- _Problem description_
Could you transcribe every record below exactly as written, leaving out any pictures?

- _Excerpted data_
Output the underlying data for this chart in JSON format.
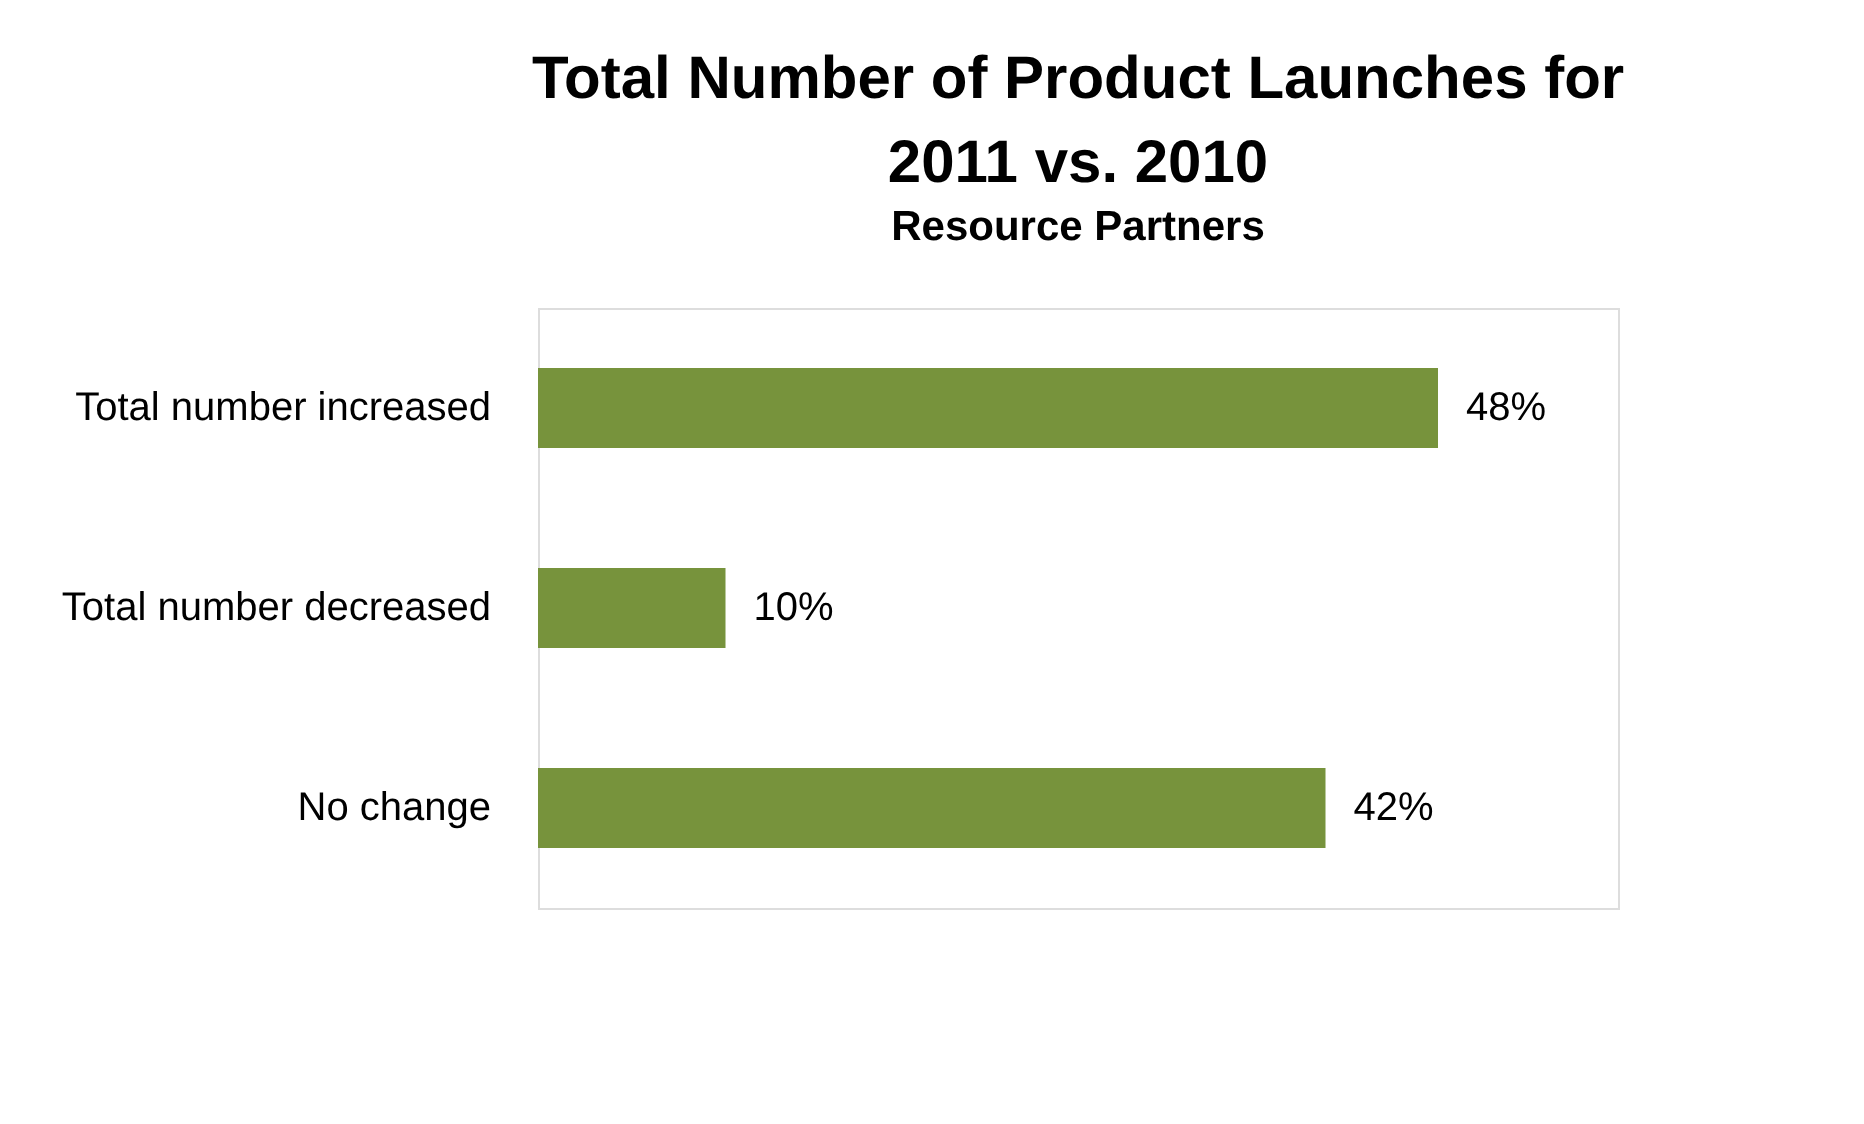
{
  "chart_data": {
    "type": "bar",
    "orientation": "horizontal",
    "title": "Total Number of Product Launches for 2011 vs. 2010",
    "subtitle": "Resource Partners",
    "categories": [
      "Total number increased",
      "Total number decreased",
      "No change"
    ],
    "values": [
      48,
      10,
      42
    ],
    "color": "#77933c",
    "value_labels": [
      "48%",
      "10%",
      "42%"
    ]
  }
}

- _Response to the exercise_
Output the underlying data for this chart in JSON format.
{
  "chart_data": {
    "type": "bar",
    "orientation": "horizontal",
    "title": "Total Number of Product Launches for 2011 vs. 2010",
    "subtitle": "Resource Partners",
    "categories": [
      "Total number increased",
      "Total number decreased",
      "No change"
    ],
    "values": [
      48,
      10,
      42
    ],
    "color": "#77933c",
    "value_labels": [
      "48%",
      "10%",
      "42%"
    ]
  }
}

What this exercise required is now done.